[Dataset excerpt]
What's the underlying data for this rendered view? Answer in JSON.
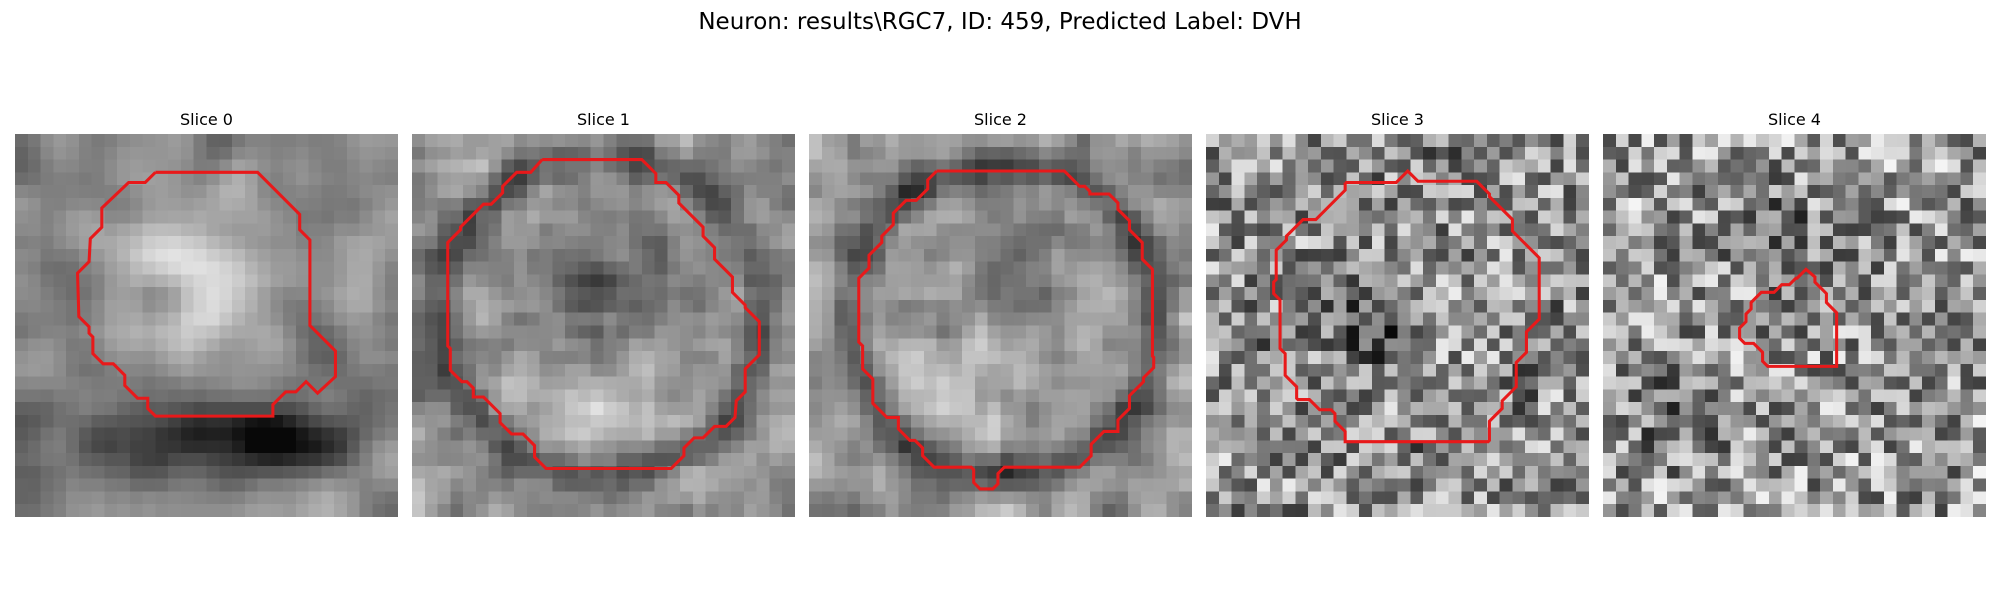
{
  "figure": {
    "title": "Neuron: results\\RGC7, ID: 459, Predicted Label: DVH"
  },
  "panels": [
    {
      "title": "Slice 0",
      "image_description": "grayscale 30x30 EM-like micrograph of a bright rounded cell body, with a dark band below",
      "contour_color": "#e8191a"
    },
    {
      "title": "Slice 1",
      "image_description": "grayscale 30x30 micrograph of a large circular cell with a dark ring and dark nucleus center",
      "contour_color": "#e8191a"
    },
    {
      "title": "Slice 2",
      "image_description": "grayscale 30x30 micrograph of a circular cell with a dark outer ring",
      "contour_color": "#e8191a"
    },
    {
      "title": "Slice 3",
      "image_description": "grayscale 30x30 noisy micrograph with a dark cluster left of center",
      "contour_color": "#e8191a"
    },
    {
      "title": "Slice 4",
      "image_description": "grayscale 30x30 noisy micrograph with a small contoured region near center",
      "contour_color": "#e8191a"
    }
  ]
}
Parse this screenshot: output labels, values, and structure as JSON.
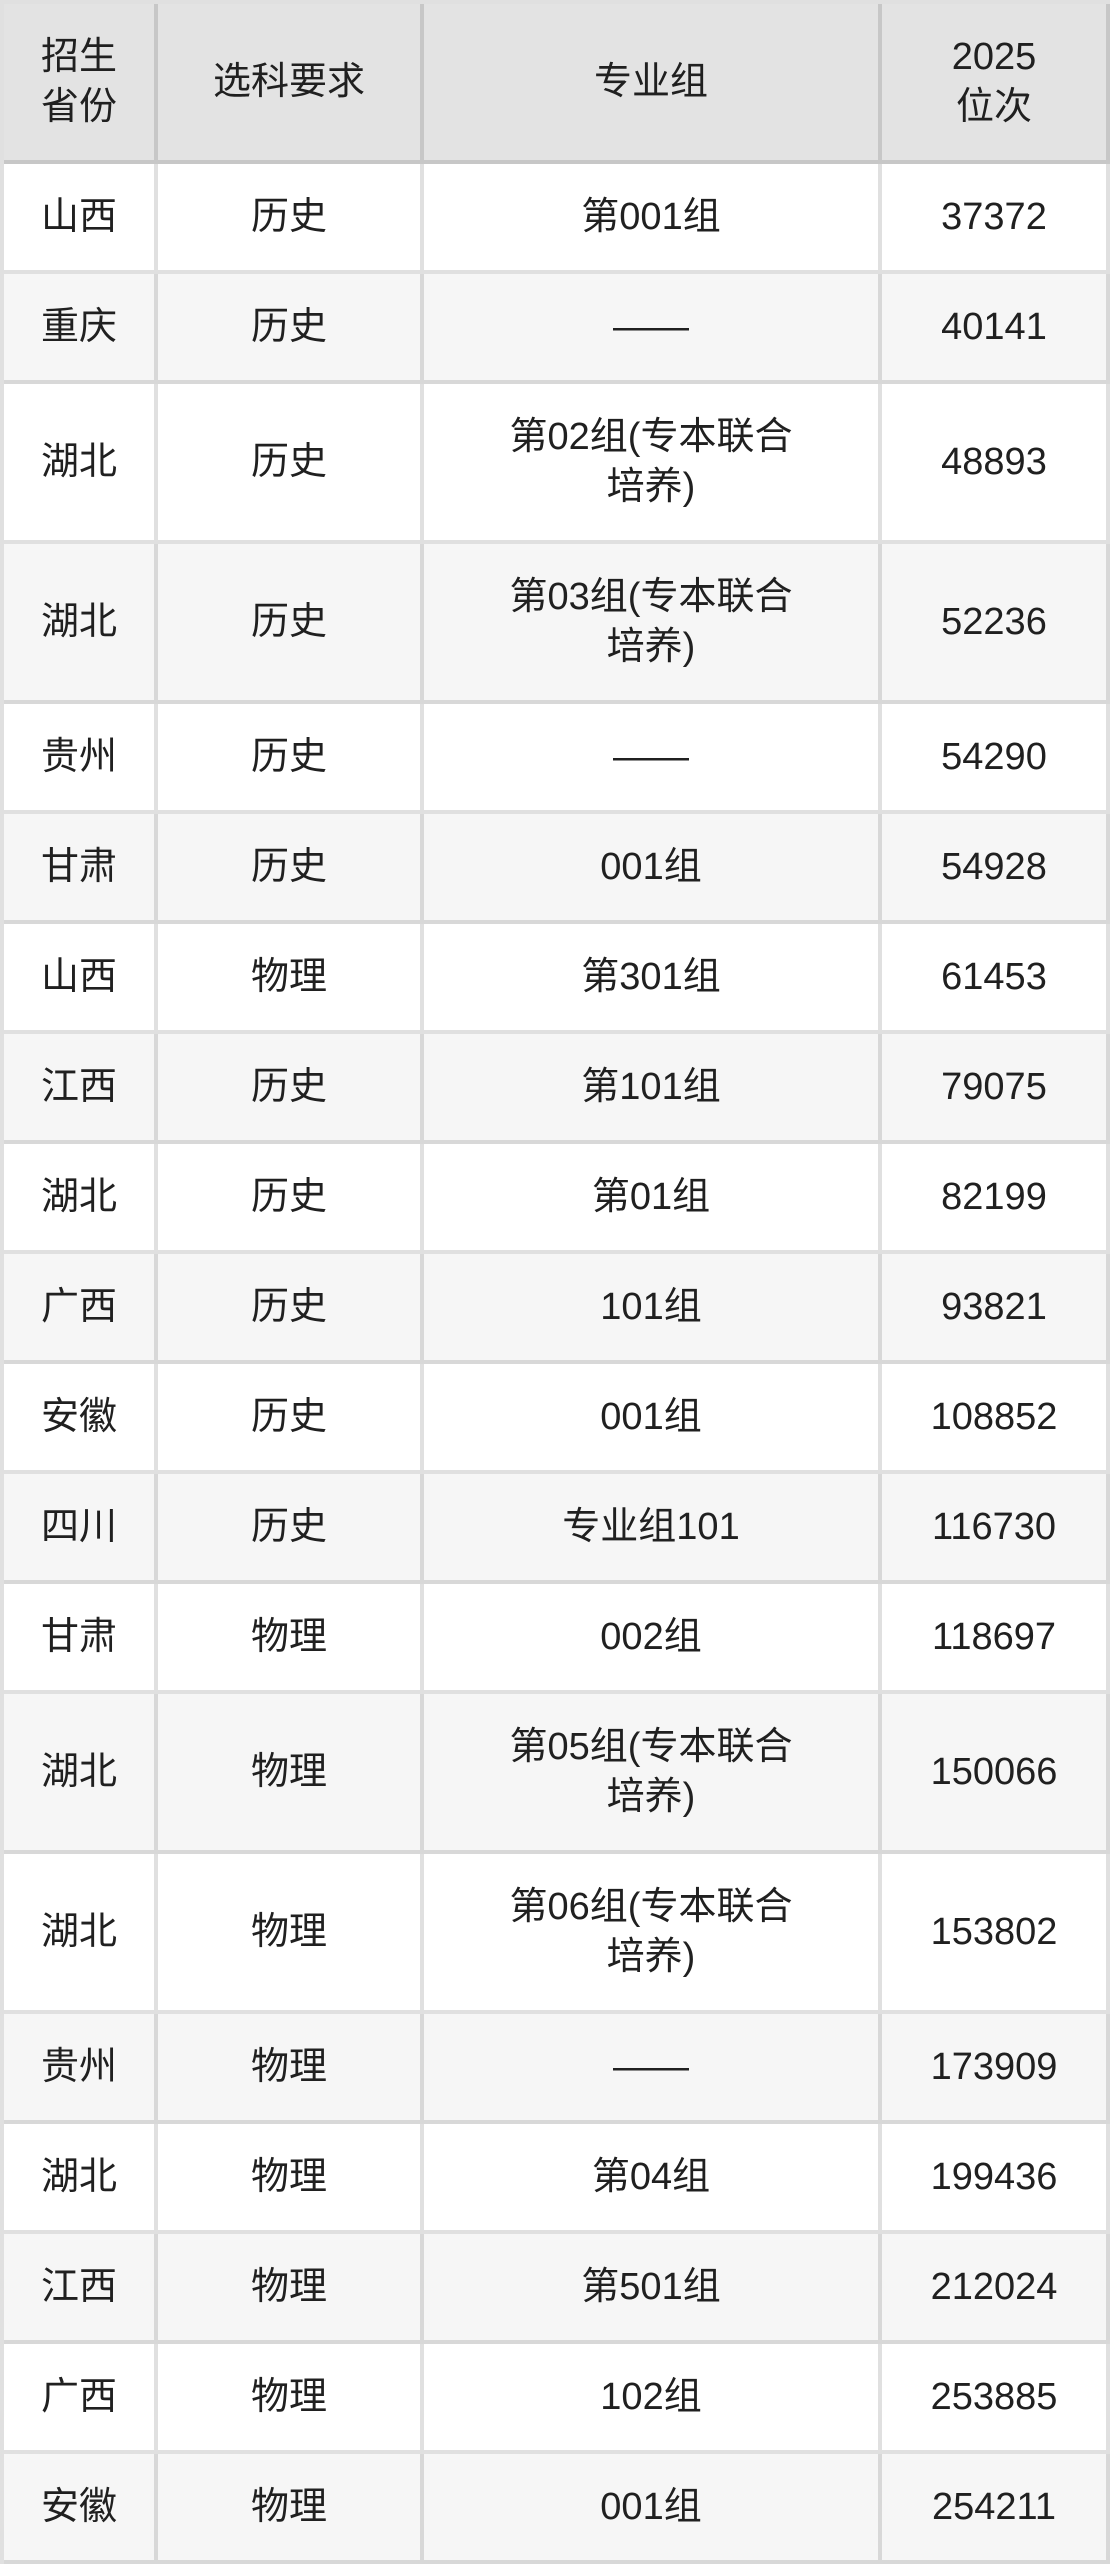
{
  "colors": {
    "header_bg": "#e3e3e3",
    "row_bg": "#ffffff",
    "row_alt_bg": "#f6f6f6",
    "border": "rgba(0,0,0,0.12)",
    "text": "#202020"
  },
  "table": {
    "columns": [
      {
        "id": "province",
        "label": "招生\n省份"
      },
      {
        "id": "subject",
        "label": "选科要求"
      },
      {
        "id": "group",
        "label": "专业组"
      },
      {
        "id": "rank",
        "label": "2025\n位次"
      }
    ],
    "rows": [
      {
        "province": "山西",
        "subject": "历史",
        "group": "第001组",
        "rank": "37372"
      },
      {
        "province": "重庆",
        "subject": "历史",
        "group": "——",
        "rank": "40141"
      },
      {
        "province": "湖北",
        "subject": "历史",
        "group": "第02组(专本联合\n培养)",
        "rank": "48893"
      },
      {
        "province": "湖北",
        "subject": "历史",
        "group": "第03组(专本联合\n培养)",
        "rank": "52236"
      },
      {
        "province": "贵州",
        "subject": "历史",
        "group": "——",
        "rank": "54290"
      },
      {
        "province": "甘肃",
        "subject": "历史",
        "group": "001组",
        "rank": "54928"
      },
      {
        "province": "山西",
        "subject": "物理",
        "group": "第301组",
        "rank": "61453"
      },
      {
        "province": "江西",
        "subject": "历史",
        "group": "第101组",
        "rank": "79075"
      },
      {
        "province": "湖北",
        "subject": "历史",
        "group": "第01组",
        "rank": "82199"
      },
      {
        "province": "广西",
        "subject": "历史",
        "group": "101组",
        "rank": "93821"
      },
      {
        "province": "安徽",
        "subject": "历史",
        "group": "001组",
        "rank": "108852"
      },
      {
        "province": "四川",
        "subject": "历史",
        "group": "专业组101",
        "rank": "116730"
      },
      {
        "province": "甘肃",
        "subject": "物理",
        "group": "002组",
        "rank": "118697"
      },
      {
        "province": "湖北",
        "subject": "物理",
        "group": "第05组(专本联合\n培养)",
        "rank": "150066"
      },
      {
        "province": "湖北",
        "subject": "物理",
        "group": "第06组(专本联合\n培养)",
        "rank": "153802"
      },
      {
        "province": "贵州",
        "subject": "物理",
        "group": "——",
        "rank": "173909"
      },
      {
        "province": "湖北",
        "subject": "物理",
        "group": "第04组",
        "rank": "199436"
      },
      {
        "province": "江西",
        "subject": "物理",
        "group": "第501组",
        "rank": "212024"
      },
      {
        "province": "广西",
        "subject": "物理",
        "group": "102组",
        "rank": "253885"
      },
      {
        "province": "安徽",
        "subject": "物理",
        "group": "001组",
        "rank": "254211"
      }
    ]
  }
}
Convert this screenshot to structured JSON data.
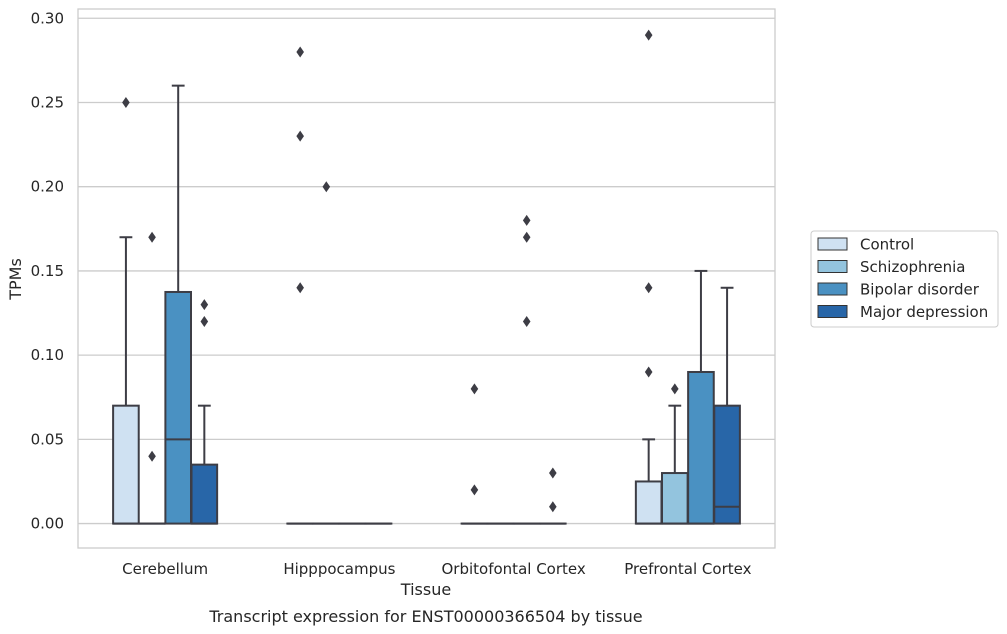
{
  "chart_data": {
    "type": "box",
    "title": "Transcript expression for ENST00000366504 by tissue",
    "xlabel": "Tissue",
    "ylabel": "TPMs",
    "ylim": [
      -0.0145,
      0.3055
    ],
    "yticks": [
      0.0,
      0.05,
      0.1,
      0.15,
      0.2,
      0.25,
      0.3
    ],
    "ytick_labels": [
      "0.00",
      "0.05",
      "0.10",
      "0.15",
      "0.20",
      "0.25",
      "0.30"
    ],
    "grid": "horizontal",
    "legend_position": "right",
    "categories": [
      "Cerebellum",
      "Hipppocampus",
      "Orbitofontal Cortex",
      "Prefrontal Cortex"
    ],
    "series": [
      {
        "name": "Control",
        "color": "#cfe1f2",
        "boxes": [
          {
            "whislo": 0,
            "q1": 0,
            "med": 0,
            "q3": 0.07,
            "whishi": 0.17,
            "fliers": [
              0.25
            ]
          },
          {
            "whislo": 0,
            "q1": 0,
            "med": 0,
            "q3": 0,
            "whishi": 0,
            "fliers": [
              0.14,
              0.23,
              0.28
            ]
          },
          {
            "whislo": 0,
            "q1": 0,
            "med": 0,
            "q3": 0,
            "whishi": 0,
            "fliers": [
              0.02,
              0.08
            ]
          },
          {
            "whislo": 0,
            "q1": 0,
            "med": 0,
            "q3": 0.025,
            "whishi": 0.05,
            "fliers": [
              0.09,
              0.14,
              0.29
            ]
          }
        ]
      },
      {
        "name": "Schizophrenia",
        "color": "#93c4de",
        "boxes": [
          {
            "whislo": 0,
            "q1": 0,
            "med": 0,
            "q3": 0,
            "whishi": 0,
            "fliers": [
              0.04,
              0.17
            ]
          },
          {
            "whislo": 0,
            "q1": 0,
            "med": 0,
            "q3": 0,
            "whishi": 0,
            "fliers": [
              0.2
            ]
          },
          {
            "whislo": 0,
            "q1": 0,
            "med": 0,
            "q3": 0,
            "whishi": 0,
            "fliers": []
          },
          {
            "whislo": 0,
            "q1": 0,
            "med": 0,
            "q3": 0.03,
            "whishi": 0.07,
            "fliers": [
              0.08
            ]
          }
        ]
      },
      {
        "name": "Bipolar disorder",
        "color": "#4a91c2",
        "boxes": [
          {
            "whislo": 0,
            "q1": 0,
            "med": 0.05,
            "q3": 0.1375,
            "whishi": 0.26,
            "fliers": []
          },
          {
            "whislo": 0,
            "q1": 0,
            "med": 0,
            "q3": 0,
            "whishi": 0,
            "fliers": []
          },
          {
            "whislo": 0,
            "q1": 0,
            "med": 0,
            "q3": 0,
            "whishi": 0,
            "fliers": [
              0.12,
              0.17,
              0.18
            ]
          },
          {
            "whislo": 0,
            "q1": 0,
            "med": 0,
            "q3": 0.09,
            "whishi": 0.15,
            "fliers": []
          }
        ]
      },
      {
        "name": "Major depression",
        "color": "#2866a8",
        "boxes": [
          {
            "whislo": 0,
            "q1": 0,
            "med": 0,
            "q3": 0.035,
            "whishi": 0.07,
            "fliers": [
              0.12,
              0.13
            ]
          },
          {
            "whislo": 0,
            "q1": 0,
            "med": 0,
            "q3": 0,
            "whishi": 0,
            "fliers": []
          },
          {
            "whislo": 0,
            "q1": 0,
            "med": 0,
            "q3": 0,
            "whishi": 0,
            "fliers": [
              0.01,
              0.03
            ]
          },
          {
            "whislo": 0,
            "q1": 0,
            "med": 0.01,
            "q3": 0.07,
            "whishi": 0.14,
            "fliers": []
          }
        ]
      }
    ]
  }
}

* EXERCISE REQUIREMENTS *
Transcribe the full listing above exactly, with the images removed.

* OUTPUT FOR THIS EXERCISE *
What's the underlying data for this rendered view? Answer in JSON.
{
  "figure": {
    "title": "Neuron: results\\RGC7, ID: 459, Predicted Label: DVH"
  },
  "panels": [
    {
      "title": "Slice 0",
      "image_description": "grayscale 30x30 EM-like micrograph of a bright rounded cell body, with a dark band below",
      "contour_color": "#e8191a"
    },
    {
      "title": "Slice 1",
      "image_description": "grayscale 30x30 micrograph of a large circular cell with a dark ring and dark nucleus center",
      "contour_color": "#e8191a"
    },
    {
      "title": "Slice 2",
      "image_description": "grayscale 30x30 micrograph of a circular cell with a dark outer ring",
      "contour_color": "#e8191a"
    },
    {
      "title": "Slice 3",
      "image_description": "grayscale 30x30 noisy micrograph with a dark cluster left of center",
      "contour_color": "#e8191a"
    },
    {
      "title": "Slice 4",
      "image_description": "grayscale 30x30 noisy micrograph with a small contoured region near center",
      "contour_color": "#e8191a"
    }
  ]
}
Parse this screenshot: output labels, values, and structure as JSON.
{
  "colors": {
    "header_bg": "#e3e3e3",
    "row_bg": "#ffffff",
    "row_alt_bg": "#f6f6f6",
    "border": "rgba(0,0,0,0.12)",
    "text": "#202020"
  },
  "table": {
    "columns": [
      {
        "id": "province",
        "label": "招生\n省份"
      },
      {
        "id": "subject",
        "label": "选科要求"
      },
      {
        "id": "group",
        "label": "专业组"
      },
      {
        "id": "rank",
        "label": "2025\n位次"
      }
    ],
    "rows": [
      {
        "province": "山西",
        "subject": "历史",
        "group": "第001组",
        "rank": "37372"
      },
      {
        "province": "重庆",
        "subject": "历史",
        "group": "——",
        "rank": "40141"
      },
      {
        "province": "湖北",
        "subject": "历史",
        "group": "第02组(专本联合\n培养)",
        "rank": "48893"
      },
      {
        "province": "湖北",
        "subject": "历史",
        "group": "第03组(专本联合\n培养)",
        "rank": "52236"
      },
      {
        "province": "贵州",
        "subject": "历史",
        "group": "——",
        "rank": "54290"
      },
      {
        "province": "甘肃",
        "subject": "历史",
        "group": "001组",
        "rank": "54928"
      },
      {
        "province": "山西",
        "subject": "物理",
        "group": "第301组",
        "rank": "61453"
      },
      {
        "province": "江西",
        "subject": "历史",
        "group": "第101组",
        "rank": "79075"
      },
      {
        "province": "湖北",
        "subject": "历史",
        "group": "第01组",
        "rank": "82199"
      },
      {
        "province": "广西",
        "subject": "历史",
        "group": "101组",
        "rank": "93821"
      },
      {
        "province": "安徽",
        "subject": "历史",
        "group": "001组",
        "rank": "108852"
      },
      {
        "province": "四川",
        "subject": "历史",
        "group": "专业组101",
        "rank": "116730"
      },
      {
        "province": "甘肃",
        "subject": "物理",
        "group": "002组",
        "rank": "118697"
      },
      {
        "province": "湖北",
        "subject": "物理",
        "group": "第05组(专本联合\n培养)",
        "rank": "150066"
      },
      {
        "province": "湖北",
        "subject": "物理",
        "group": "第06组(专本联合\n培养)",
        "rank": "153802"
      },
      {
        "province": "贵州",
        "subject": "物理",
        "group": "——",
        "rank": "173909"
      },
      {
        "province": "湖北",
        "subject": "物理",
        "group": "第04组",
        "rank": "199436"
      },
      {
        "province": "江西",
        "subject": "物理",
        "group": "第501组",
        "rank": "212024"
      },
      {
        "province": "广西",
        "subject": "物理",
        "group": "102组",
        "rank": "253885"
      },
      {
        "province": "安徽",
        "subject": "物理",
        "group": "001组",
        "rank": "254211"
      }
    ]
  }
}
Convert this screenshot to structured JSON data.
{
  "chart_data": {
    "type": "box",
    "title": "Transcript expression for ENST00000366504 by tissue",
    "xlabel": "Tissue",
    "ylabel": "TPMs",
    "ylim": [
      -0.0145,
      0.3055
    ],
    "yticks": [
      0.0,
      0.05,
      0.1,
      0.15,
      0.2,
      0.25,
      0.3
    ],
    "ytick_labels": [
      "0.00",
      "0.05",
      "0.10",
      "0.15",
      "0.20",
      "0.25",
      "0.30"
    ],
    "grid": "horizontal",
    "legend_position": "right",
    "categories": [
      "Cerebellum",
      "Hipppocampus",
      "Orbitofontal Cortex",
      "Prefrontal Cortex"
    ],
    "series": [
      {
        "name": "Control",
        "color": "#cfe1f2",
        "boxes": [
          {
            "whislo": 0,
            "q1": 0,
            "med": 0,
            "q3": 0.07,
            "whishi": 0.17,
            "fliers": [
              0.25
            ]
          },
          {
            "whislo": 0,
            "q1": 0,
            "med": 0,
            "q3": 0,
            "whishi": 0,
            "fliers": [
              0.14,
              0.23,
              0.28
            ]
          },
          {
            "whislo": 0,
            "q1": 0,
            "med": 0,
            "q3": 0,
            "whishi": 0,
            "fliers": [
              0.02,
              0.08
            ]
          },
          {
            "whislo": 0,
            "q1": 0,
            "med": 0,
            "q3": 0.025,
            "whishi": 0.05,
            "fliers": [
              0.09,
              0.14,
              0.29
            ]
          }
        ]
      },
      {
        "name": "Schizophrenia",
        "color": "#93c4de",
        "boxes": [
          {
            "whislo": 0,
            "q1": 0,
            "med": 0,
            "q3": 0,
            "whishi": 0,
            "fliers": [
              0.04,
              0.17
            ]
          },
          {
            "whislo": 0,
            "q1": 0,
            "med": 0,
            "q3": 0,
            "whishi": 0,
            "fliers": [
              0.2
            ]
          },
          {
            "whislo": 0,
            "q1": 0,
            "med": 0,
            "q3": 0,
            "whishi": 0,
            "fliers": []
          },
          {
            "whislo": 0,
            "q1": 0,
            "med": 0,
            "q3": 0.03,
            "whishi": 0.07,
            "fliers": [
              0.08
            ]
          }
        ]
      },
      {
        "name": "Bipolar disorder",
        "color": "#4a91c2",
        "boxes": [
          {
            "whislo": 0,
            "q1": 0,
            "med": 0.05,
            "q3": 0.1375,
            "whishi": 0.26,
            "fliers": []
          },
          {
            "whislo": 0,
            "q1": 0,
            "med": 0,
            "q3": 0,
            "whishi": 0,
            "fliers": []
          },
          {
            "whislo": 0,
            "q1": 0,
            "med": 0,
            "q3": 0,
            "whishi": 0,
            "fliers": [
              0.12,
              0.17,
              0.18
            ]
          },
          {
            "whislo": 0,
            "q1": 0,
            "med": 0,
            "q3": 0.09,
            "whishi": 0.15,
            "fliers": []
          }
        ]
      },
      {
        "name": "Major depression",
        "color": "#2866a8",
        "boxes": [
          {
            "whislo": 0,
            "q1": 0,
            "med": 0,
            "q3": 0.035,
            "whishi": 0.07,
            "fliers": [
              0.12,
              0.13
            ]
          },
          {
            "whislo": 0,
            "q1": 0,
            "med": 0,
            "q3": 0,
            "whishi": 0,
            "fliers": []
          },
          {
            "whislo": 0,
            "q1": 0,
            "med": 0,
            "q3": 0,
            "whishi": 0,
            "fliers": [
              0.01,
              0.03
            ]
          },
          {
            "whislo": 0,
            "q1": 0,
            "med": 0.01,
            "q3": 0.07,
            "whishi": 0.14,
            "fliers": []
          }
        ]
      }
    ]
  }
}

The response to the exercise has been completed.